_TASK DIRECTIONS_. Do not copy the pictures; transcribe all other material exactly.

====== MATERIALS PROVIDED

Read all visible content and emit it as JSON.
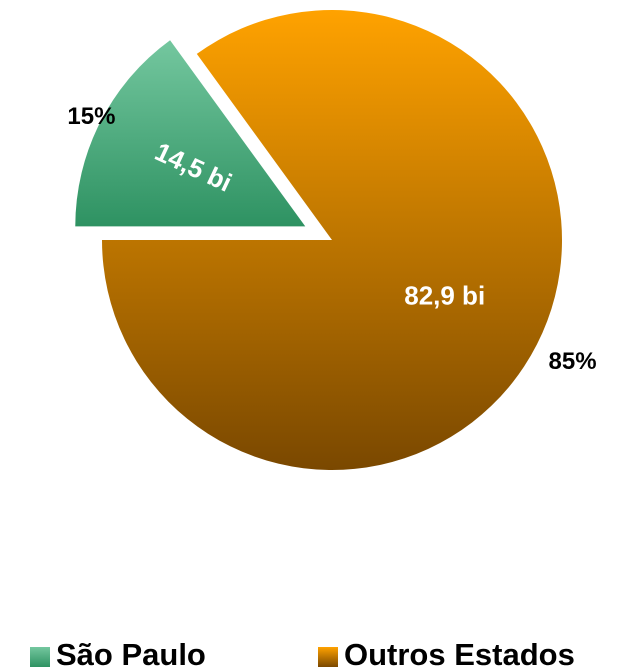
{
  "chart_data": {
    "type": "pie",
    "categories": [
      "São Paulo",
      "Outros Estados"
    ],
    "values": [
      14.5,
      82.9
    ],
    "value_labels": [
      "14,5 bi",
      "82,9 bi"
    ],
    "percents": [
      15,
      85
    ],
    "percent_labels": [
      "15%",
      "85%"
    ],
    "colors": [
      [
        "#74c79f",
        "#2e9262"
      ],
      [
        "#ffa200",
        "#7a4800"
      ]
    ],
    "exploded": [
      true,
      false
    ]
  }
}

============

_EXERCISE OUTPUT_.
Read all visible content and emit it as JSON.
{
  "chart_data": {
    "type": "pie",
    "categories": [
      "São Paulo",
      "Outros Estados"
    ],
    "values": [
      14.5,
      82.9
    ],
    "value_labels": [
      "14,5 bi",
      "82,9 bi"
    ],
    "percents": [
      15,
      85
    ],
    "percent_labels": [
      "15%",
      "85%"
    ],
    "colors": [
      [
        "#74c79f",
        "#2e9262"
      ],
      [
        "#ffa200",
        "#7a4800"
      ]
    ],
    "exploded": [
      true,
      false
    ]
  }
}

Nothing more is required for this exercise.